Records for this task start

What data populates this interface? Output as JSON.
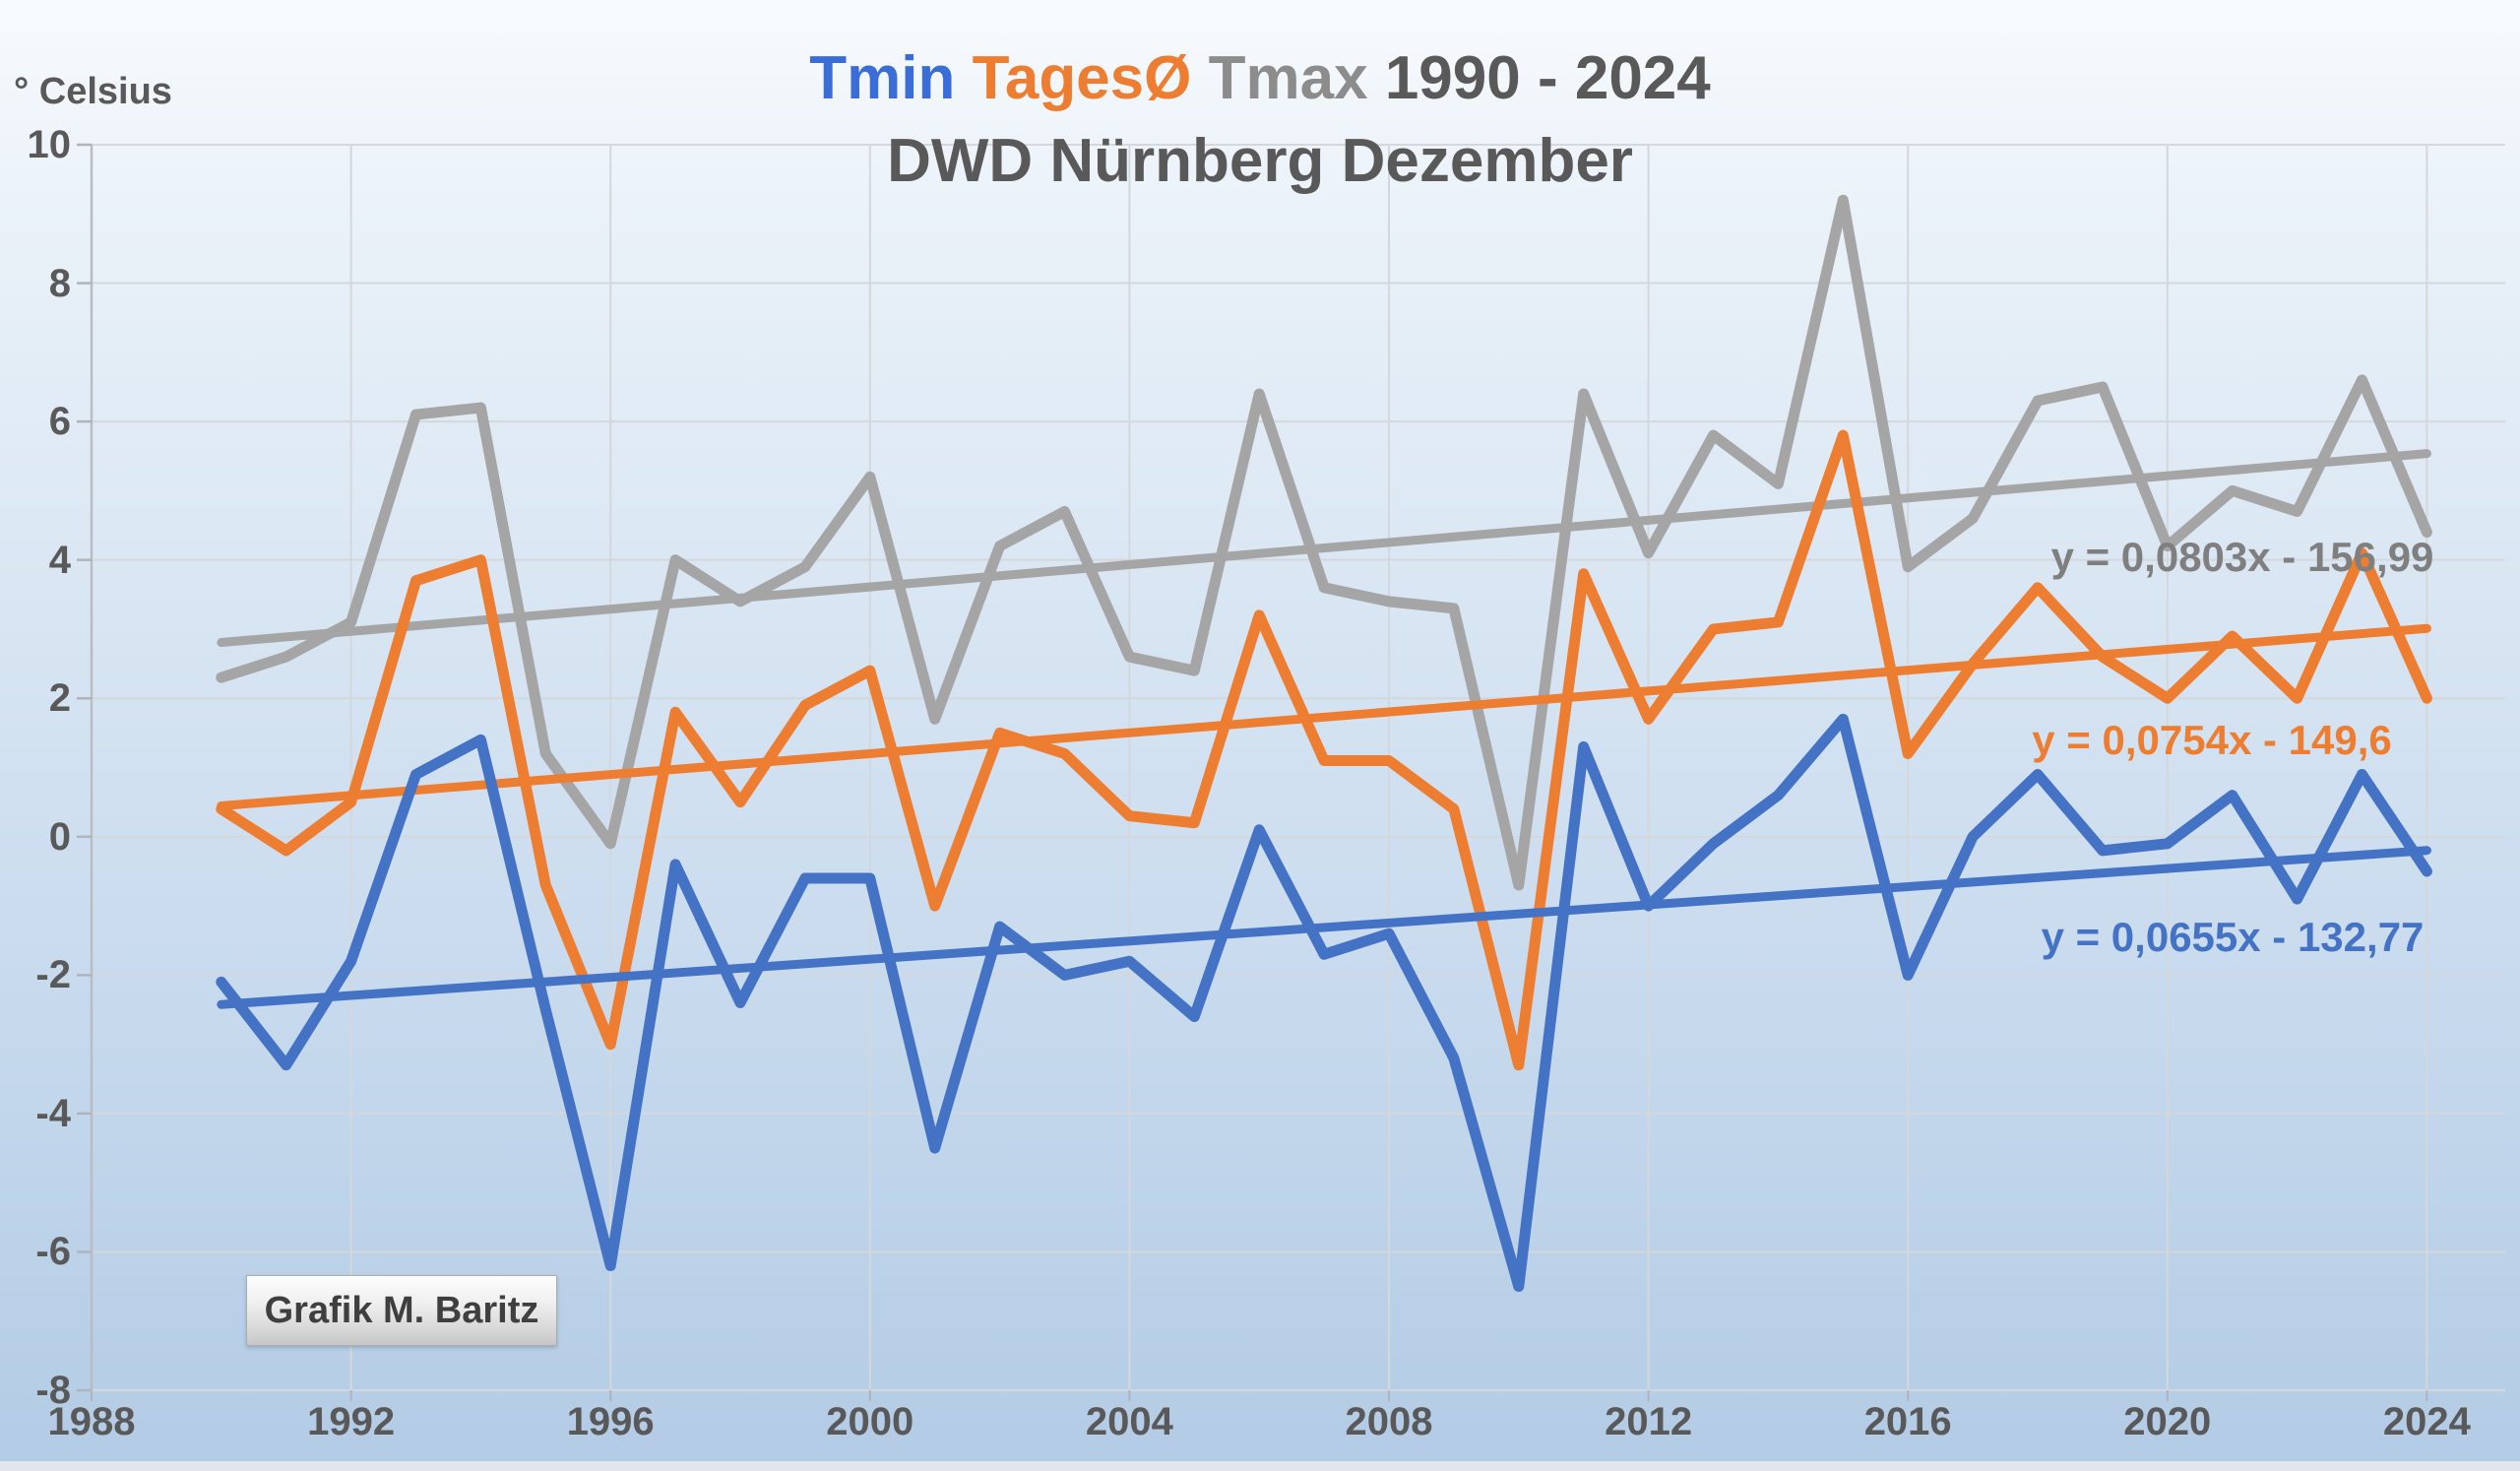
{
  "title": {
    "tmin": "Tmin",
    "tagesavg": "TagesØ",
    "tmax": "Tmax",
    "years": "1990 - 2024",
    "subtitle": "DWD Nürnberg Dezember"
  },
  "y_axis_unit": "° Celsius",
  "watermark": "Grafik M. Baritz",
  "colors": {
    "tmin": "#4472C4",
    "tagesavg": "#ED7D31",
    "tmax": "#A5A5A5",
    "title_tmin": "#3B6DD8",
    "title_tagesavg": "#ED7D31",
    "title_tmax": "#8C8C8C",
    "title_text": "#595959",
    "axis_text": "#595959",
    "equation_tmax_text": "#7F7F7F",
    "gridline": "#d4d7db",
    "axis_line": "#b9bdc3",
    "tick_mark": "#b0b4ba"
  },
  "equations": {
    "tmax": "y = 0,0803x - 156,99",
    "tagesavg": "y = 0,0754x - 149,6",
    "tmin": "y = 0,0655x - 132,77"
  },
  "chart_data": {
    "type": "line",
    "title": "Tmin TagesØ Tmax 1990 - 2024 — DWD Nürnberg Dezember",
    "xlabel": "",
    "ylabel": "° Celsius",
    "xlim": [
      1988,
      2024
    ],
    "ylim": [
      -8,
      10
    ],
    "grid": true,
    "legend_position": "none (colored title acts as legend)",
    "x_ticks": [
      1988,
      1992,
      1996,
      2000,
      2004,
      2008,
      2012,
      2016,
      2020,
      2024
    ],
    "y_ticks": [
      10,
      8,
      6,
      4,
      2,
      0,
      -2,
      -4,
      -6,
      -8
    ],
    "x": [
      1990,
      1991,
      1992,
      1993,
      1994,
      1995,
      1996,
      1997,
      1998,
      1999,
      2000,
      2001,
      2002,
      2003,
      2004,
      2005,
      2006,
      2007,
      2008,
      2009,
      2010,
      2011,
      2012,
      2013,
      2014,
      2015,
      2016,
      2017,
      2018,
      2019,
      2020,
      2021,
      2022,
      2023,
      2024
    ],
    "series": [
      {
        "name": "Tmax",
        "color_key": "tmax",
        "values": [
          2.3,
          2.6,
          3.1,
          6.1,
          6.2,
          1.2,
          -0.1,
          4.0,
          3.4,
          3.9,
          5.2,
          1.7,
          4.2,
          4.7,
          2.6,
          2.4,
          6.4,
          3.6,
          3.4,
          3.3,
          -0.7,
          6.4,
          4.1,
          5.8,
          5.1,
          9.2,
          3.9,
          4.6,
          6.3,
          6.5,
          4.2,
          5.0,
          4.7,
          6.6,
          4.4
        ]
      },
      {
        "name": "TagesØ",
        "color_key": "tagesavg",
        "values": [
          0.4,
          -0.2,
          0.5,
          3.7,
          4.0,
          -0.7,
          -3.0,
          1.8,
          0.5,
          1.9,
          2.4,
          -1.0,
          1.5,
          1.2,
          0.3,
          0.2,
          3.2,
          1.1,
          1.1,
          0.4,
          -3.3,
          3.8,
          1.7,
          3.0,
          3.1,
          5.8,
          1.2,
          2.5,
          3.6,
          2.6,
          2.0,
          2.9,
          2.0,
          4.1,
          2.0
        ]
      },
      {
        "name": "Tmin",
        "color_key": "tmin",
        "values": [
          -2.1,
          -3.3,
          -1.8,
          0.9,
          1.4,
          -2.5,
          -6.2,
          -0.4,
          -2.4,
          -0.6,
          -0.6,
          -4.5,
          -1.3,
          -2.0,
          -1.8,
          -2.6,
          0.1,
          -1.7,
          -1.4,
          -3.2,
          -6.5,
          1.3,
          -1.0,
          -0.1,
          0.6,
          1.7,
          -2.0,
          0.0,
          0.9,
          -0.2,
          -0.1,
          0.6,
          -0.9,
          0.9,
          -0.5
        ]
      }
    ],
    "trendlines": [
      {
        "series": "Tmax",
        "slope": 0.0803,
        "intercept": -156.99,
        "label": "y = 0,0803x - 156,99",
        "x_start": 1990,
        "x_end": 2024
      },
      {
        "series": "TagesØ",
        "slope": 0.0754,
        "intercept": -149.6,
        "label": "y = 0,0754x - 149,6",
        "x_start": 1990,
        "x_end": 2024
      },
      {
        "series": "Tmin",
        "slope": 0.0655,
        "intercept": -132.77,
        "label": "y = 0,0655x - 132,77",
        "x_start": 1990,
        "x_end": 2024
      }
    ]
  }
}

Records for this task end

### Work required
The material above holds pictures; copy everything else in it exactly.

### Solution for this exercise
What data populates this interface? Output as JSON.
{
  "title": {
    "tmin": "Tmin",
    "tagesavg": "TagesØ",
    "tmax": "Tmax",
    "years": "1990 - 2024",
    "subtitle": "DWD Nürnberg Dezember"
  },
  "y_axis_unit": "° Celsius",
  "watermark": "Grafik M. Baritz",
  "colors": {
    "tmin": "#4472C4",
    "tagesavg": "#ED7D31",
    "tmax": "#A5A5A5",
    "title_tmin": "#3B6DD8",
    "title_tagesavg": "#ED7D31",
    "title_tmax": "#8C8C8C",
    "title_text": "#595959",
    "axis_text": "#595959",
    "equation_tmax_text": "#7F7F7F",
    "gridline": "#d4d7db",
    "axis_line": "#b9bdc3",
    "tick_mark": "#b0b4ba"
  },
  "equations": {
    "tmax": "y = 0,0803x - 156,99",
    "tagesavg": "y = 0,0754x - 149,6",
    "tmin": "y = 0,0655x - 132,77"
  },
  "chart_data": {
    "type": "line",
    "title": "Tmin TagesØ Tmax 1990 - 2024 — DWD Nürnberg Dezember",
    "xlabel": "",
    "ylabel": "° Celsius",
    "xlim": [
      1988,
      2024
    ],
    "ylim": [
      -8,
      10
    ],
    "grid": true,
    "legend_position": "none (colored title acts as legend)",
    "x_ticks": [
      1988,
      1992,
      1996,
      2000,
      2004,
      2008,
      2012,
      2016,
      2020,
      2024
    ],
    "y_ticks": [
      10,
      8,
      6,
      4,
      2,
      0,
      -2,
      -4,
      -6,
      -8
    ],
    "x": [
      1990,
      1991,
      1992,
      1993,
      1994,
      1995,
      1996,
      1997,
      1998,
      1999,
      2000,
      2001,
      2002,
      2003,
      2004,
      2005,
      2006,
      2007,
      2008,
      2009,
      2010,
      2011,
      2012,
      2013,
      2014,
      2015,
      2016,
      2017,
      2018,
      2019,
      2020,
      2021,
      2022,
      2023,
      2024
    ],
    "series": [
      {
        "name": "Tmax",
        "color_key": "tmax",
        "values": [
          2.3,
          2.6,
          3.1,
          6.1,
          6.2,
          1.2,
          -0.1,
          4.0,
          3.4,
          3.9,
          5.2,
          1.7,
          4.2,
          4.7,
          2.6,
          2.4,
          6.4,
          3.6,
          3.4,
          3.3,
          -0.7,
          6.4,
          4.1,
          5.8,
          5.1,
          9.2,
          3.9,
          4.6,
          6.3,
          6.5,
          4.2,
          5.0,
          4.7,
          6.6,
          4.4
        ]
      },
      {
        "name": "TagesØ",
        "color_key": "tagesavg",
        "values": [
          0.4,
          -0.2,
          0.5,
          3.7,
          4.0,
          -0.7,
          -3.0,
          1.8,
          0.5,
          1.9,
          2.4,
          -1.0,
          1.5,
          1.2,
          0.3,
          0.2,
          3.2,
          1.1,
          1.1,
          0.4,
          -3.3,
          3.8,
          1.7,
          3.0,
          3.1,
          5.8,
          1.2,
          2.5,
          3.6,
          2.6,
          2.0,
          2.9,
          2.0,
          4.1,
          2.0
        ]
      },
      {
        "name": "Tmin",
        "color_key": "tmin",
        "values": [
          -2.1,
          -3.3,
          -1.8,
          0.9,
          1.4,
          -2.5,
          -6.2,
          -0.4,
          -2.4,
          -0.6,
          -0.6,
          -4.5,
          -1.3,
          -2.0,
          -1.8,
          -2.6,
          0.1,
          -1.7,
          -1.4,
          -3.2,
          -6.5,
          1.3,
          -1.0,
          -0.1,
          0.6,
          1.7,
          -2.0,
          0.0,
          0.9,
          -0.2,
          -0.1,
          0.6,
          -0.9,
          0.9,
          -0.5
        ]
      }
    ],
    "trendlines": [
      {
        "series": "Tmax",
        "slope": 0.0803,
        "intercept": -156.99,
        "label": "y = 0,0803x - 156,99",
        "x_start": 1990,
        "x_end": 2024
      },
      {
        "series": "TagesØ",
        "slope": 0.0754,
        "intercept": -149.6,
        "label": "y = 0,0754x - 149,6",
        "x_start": 1990,
        "x_end": 2024
      },
      {
        "series": "Tmin",
        "slope": 0.0655,
        "intercept": -132.77,
        "label": "y = 0,0655x - 132,77",
        "x_start": 1990,
        "x_end": 2024
      }
    ]
  }
}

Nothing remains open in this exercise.